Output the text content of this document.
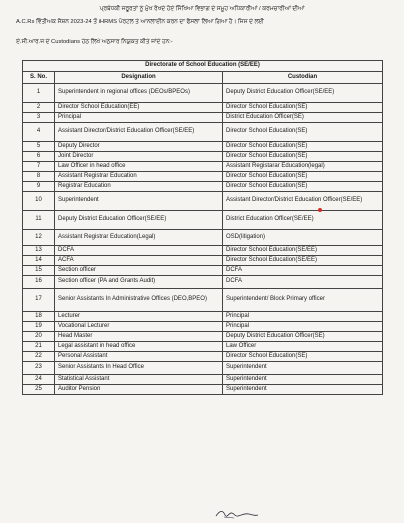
ਪ੍ਰਬੰਧਕੀ ਜਰੂਰਤਾਂ ਨੂੰ ਮੁੱਖ ਰੱਖਦੇ ਹੋਏ ਸਿੱਖਿਆ ਵਿਭਾਗ ਦੇ ਸਮੂਹ ਅਧਿਕਾਰੀਆਂ / ਕਰਮਚਾਰੀਆਂ ਦੀਆਂ
A.C.Rs ਵਿੱਤੀਅਕ ਸੈਸ਼ਨ 2023-24 ਤੋਂ iHRMS ਪੋਰਟਲ ਤੇ ਆਨਲਾਈਨ ਕਰਨ ਦਾ ਫੈਸਲਾ ਲਿਆ ਗਿਆ ਹੈ। ਜਿਸ ਦੇ ਲਈ
ਏ.ਸੀ.ਆਰ.ਜ ਦੇ Custodians ਹੇਠ ਲਿਖੇ ਅਨੁਸਾਰ ਨਿਯੁਕਤ ਕੀਤੇ ਜਾਂਦੇ ਹਨ:-
Directorate of School Education (SE/EE)		
S. No.	Designation	Custodian
1	Superintendent in regional offices (DEOs/BPEOs)	Deputy District Education Officer(SE/EE)
2	Director School Education(EE)	Director School Education(SE)
3	Principal	District Education Officer(SE)
4	Assistant Director/District Education Officer(SE/EE)	Director School Education(SE)
5	Deputy Director	Director School Education(SE)
6	Joint Director	Director School Education(SE)
7	Law Officer in head office	Assistant Registarar Education(legal)
8	Assistant Registrar Education	Director School Education(SE)
9	Registrar Education	Director School Education(SE)
10	Superintendent	Assistant Director/District Education Officer(SE/EE)
11	Deputy District Education Officer(SE/EE)	District Education Officer(SE/EE)
12	Assistant Registrar Education(Legal)	OSD(litigation)
13	DCFA	Director School Education(SE/EE)
14	ACFA	Director School Education(SE/EE)
15	Section officer	DCFA
16	Section officer (PA and Grants Audit)	DCFA
17	Senior Assistants In Administrative Offices (DEO,BPEO)	Superintendent/ Block Primary officer
18	Lecturer	Principal
19	Vocational Lecturer	Principal
20	Head Master	Deputy District Education Officer(SE)
21	Legal assistant in head office	Law Officer
22	Personal Assistant	Director School Education(SE)
23	Senior Assistants In Head Office	Superintendent
24	Statistical Assistant	Superintendent
25	Auditor Pension	Superintendent
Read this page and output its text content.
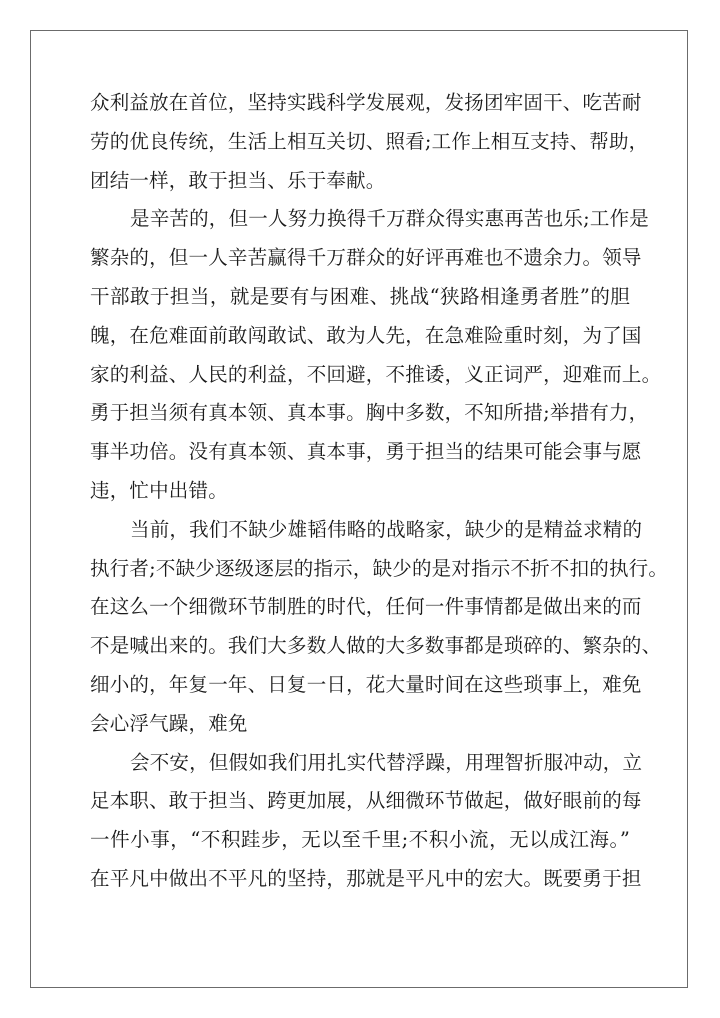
众利益放在首位，坚持实践科学发展观，发扬团牢固干、吃苦耐
劳的优良传统，生活上相互关切、照看;工作上相互支持、帮助，
团结一样，敢于担当、乐于奉献。
是辛苦的，但一人努力换得千万群众得实惠再苦也乐;工作是
繁杂的，但一人辛苦赢得千万群众的好评再难也不遗余力。领导
干部敢于担当，就是要有与困难、挑战“狭路相逢勇者胜”的胆
魄，在危难面前敢闯敢试、敢为人先，在急难险重时刻，为了国
家的利益、人民的利益，不回避，不推诿，义正词严，迎难而上。
勇于担当须有真本领、真本事。胸中多数，不知所措;举措有力，
事半功倍。没有真本领、真本事，勇于担当的结果可能会事与愿
违，忙中出错。
当前，我们不缺少雄韬伟略的战略家，缺少的是精益求精的
执行者;不缺少逐级逐层的指示，缺少的是对指示不折不扣的执行。
在这么一个细微环节制胜的时代，任何一件事情都是做出来的而
不是喊出来的。我们大多数人做的大多数事都是琐碎的、繁杂的、
细小的，年复一年、日复一日，花大量时间在这些琐事上，难免
会心浮气躁，难免
会不安，但假如我们用扎实代替浮躁，用理智折服冲动，立
足本职、敢于担当、跨更加展，从细微环节做起，做好眼前的每
一件小事，“不积跬步，无以至千里;不积小流，无以成江海。”
在平凡中做出不平凡的坚持，那就是平凡中的宏大。既要勇于担
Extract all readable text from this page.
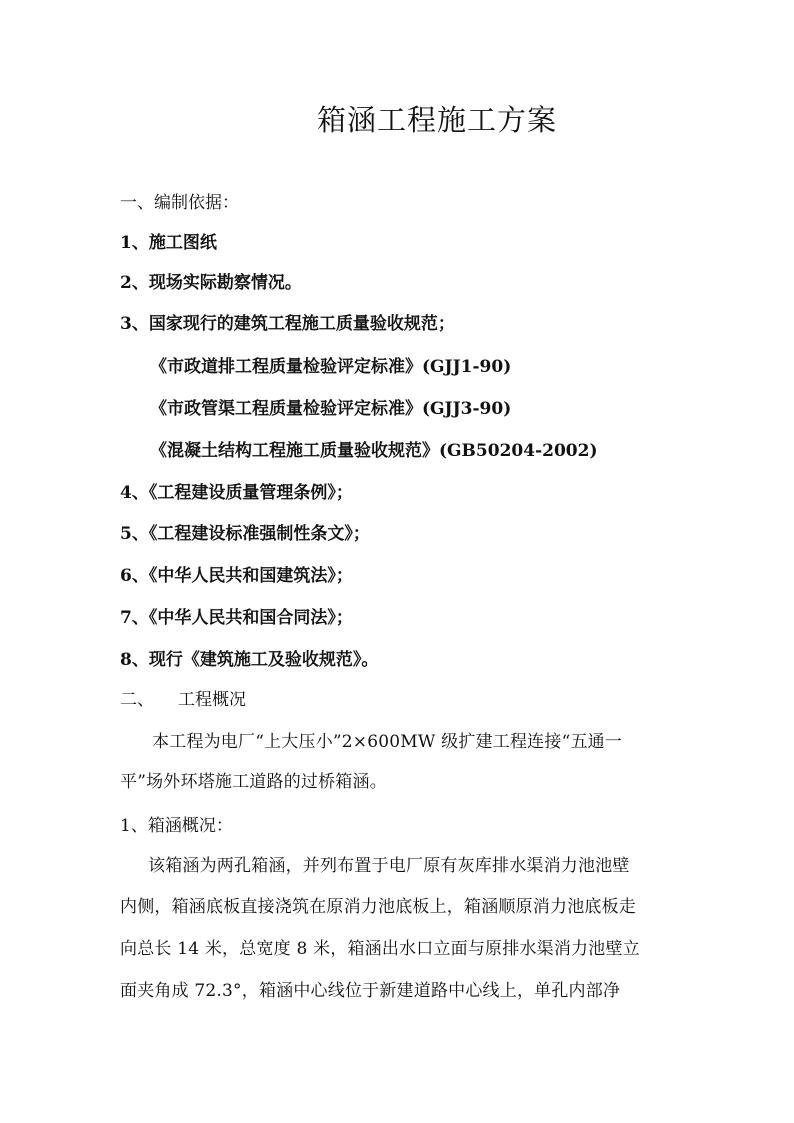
箱涵工程施工方案
一、编制依据：
1、施工图纸
2、现场实际勘察情况。
3、国家现行的建筑工程施工质量验收规范；
《市政道排工程质量检验评定标准》(GJJ1-90)
《市政管渠工程质量检验评定标准》(GJJ3-90)
《混凝土结构工程施工质量验收规范》(GB50204-2002)
4、《工程建设质量管理条例》；
5、《工程建设标准强制性条文》；
6、《中华人民共和国建筑法》；
7、《中华人民共和国合同法》；
8、现行《建筑施工及验收规范》。
二、 工程概况
本工程为电厂“上大压小”2×600MW 级扩建工程连接“五通一
平”场外环塔施工道路的过桥箱涵。
1、箱涵概况：
该箱涵为两孔箱涵，并列布置于电厂原有灰库排水渠消力池池壁
内侧，箱涵底板直接浇筑在原消力池底板上，箱涵顺原消力池底板走
向总长 14 米，总宽度 8 米，箱涵出水口立面与原排水渠消力池壁立
面夹角成 72.3°，箱涵中心线位于新建道路中心线上，单孔内部净
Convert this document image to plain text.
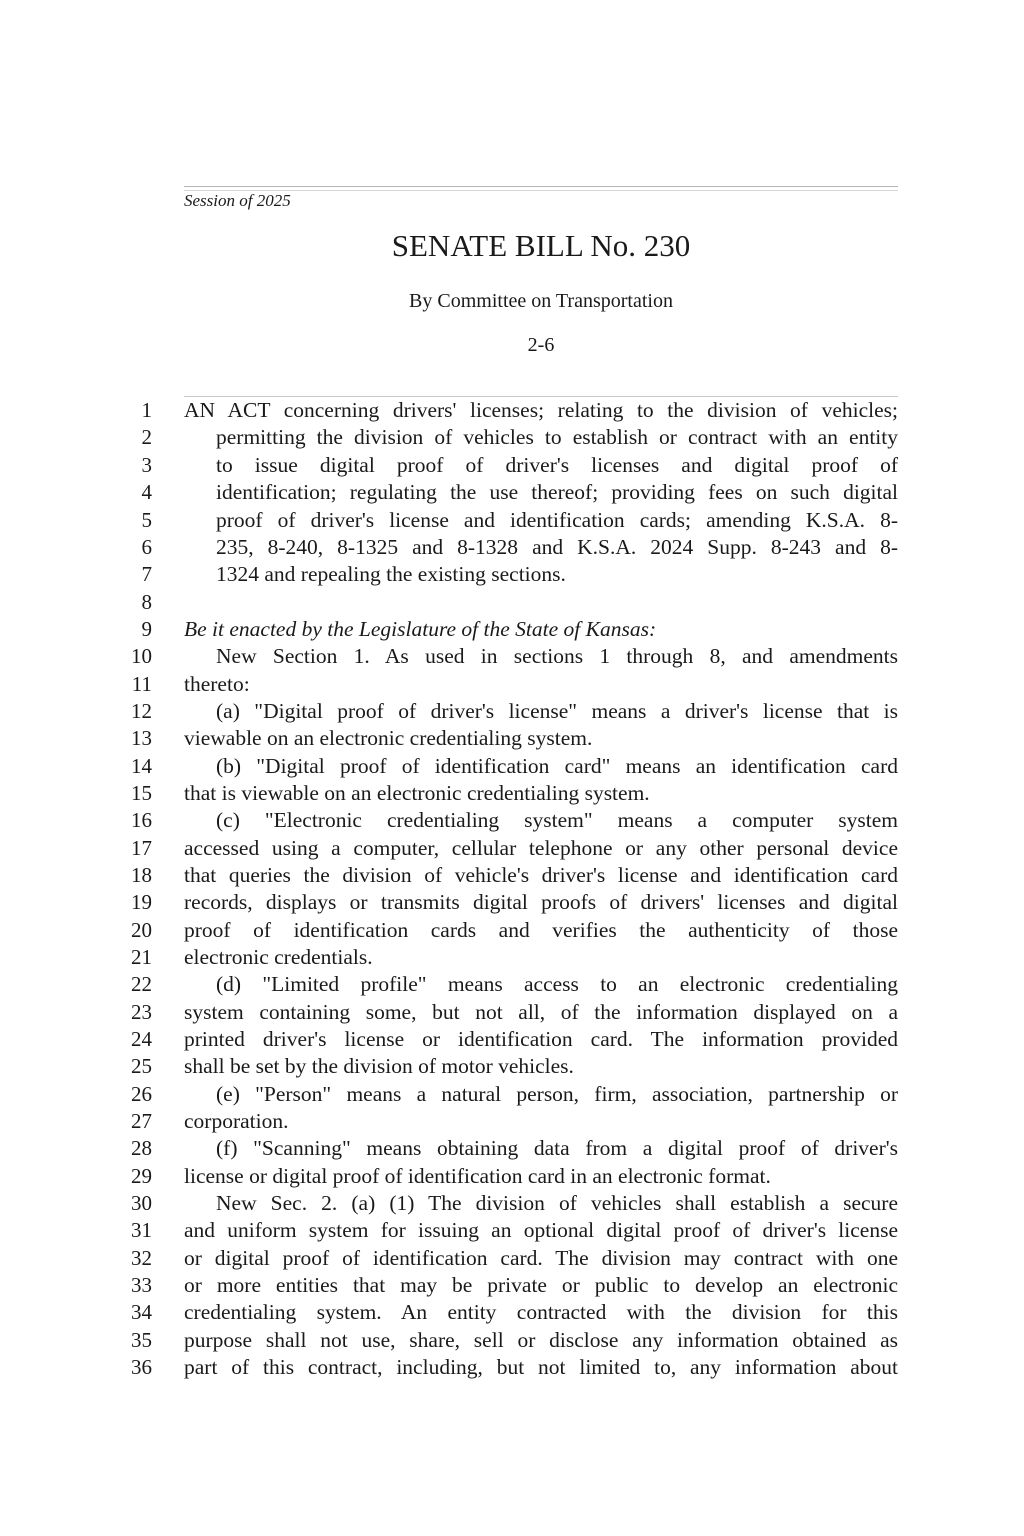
Session of 2025
SENATE BILL No. 230
By Committee on Transportation
2-6
1 AN ACT concerning drivers' licenses; relating to the division of vehicles;
2	permitting the division of vehicles to establish or contract with an entity
3	to issue digital proof of driver's licenses and digital proof of
4	identification; regulating the use thereof; providing fees on such digital
5	proof of driver's license and identification cards; amending K.S.A. 8-
6	235, 8-240, 8-1325 and 8-1328 and K.S.A. 2024 Supp. 8-243 and 8-
7	1324 and repealing the existing sections.
8
9 Be it enacted by the Legislature of the State of Kansas:
10	New Section 1. As used in sections 1 through 8, and amendments
11 thereto:
12	(a) "Digital proof of driver's license" means a driver's license that is
13 viewable on an electronic credentialing system.
14	(b) "Digital proof of identification card" means an identification card
15 that is viewable on an electronic credentialing system.
16	(c) "Electronic credentialing system" means a computer system
17 accessed using a computer, cellular telephone or any other personal device
18 that queries the division of vehicle's driver's license and identification card
19 records, displays or transmits digital proofs of drivers' licenses and digital
20 proof of identification cards and verifies the authenticity of those
21 electronic credentials.
22	(d) "Limited profile" means access to an electronic credentialing
23 system containing some, but not all, of the information displayed on a
24 printed driver's license or identification card. The information provided
25 shall be set by the division of motor vehicles.
26	(e) "Person" means a natural person, firm, association, partnership or
27 corporation.
28	(f) "Scanning" means obtaining data from a digital proof of driver's
29 license or digital proof of identification card in an electronic format.
30	New Sec. 2. (a) (1) The division of vehicles shall establish a secure
31 and uniform system for issuing an optional digital proof of driver's license
32 or digital proof of identification card. The division may contract with one
33 or more entities that may be private or public to develop an electronic
34 credentialing system. An entity contracted with the division for this
35 purpose shall not use, share, sell or disclose any information obtained as
36 part of this contract, including, but not limited to, any information about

→ **TASK INSTRUCTIONS**:
Pull out each line of the listing that holds the string "system".

→ **ANSWER TO THE EXERCISE**:
13 viewable on an electronic credentialing system.
15 that is viewable on an electronic credentialing system.
16	(c) "Electronic credentialing system" means a computer system
23 system containing some, but not all, of the information displayed on a
31 and uniform system for issuing an optional digital proof of driver's license
34 credentialing system. An entity contracted with the division for this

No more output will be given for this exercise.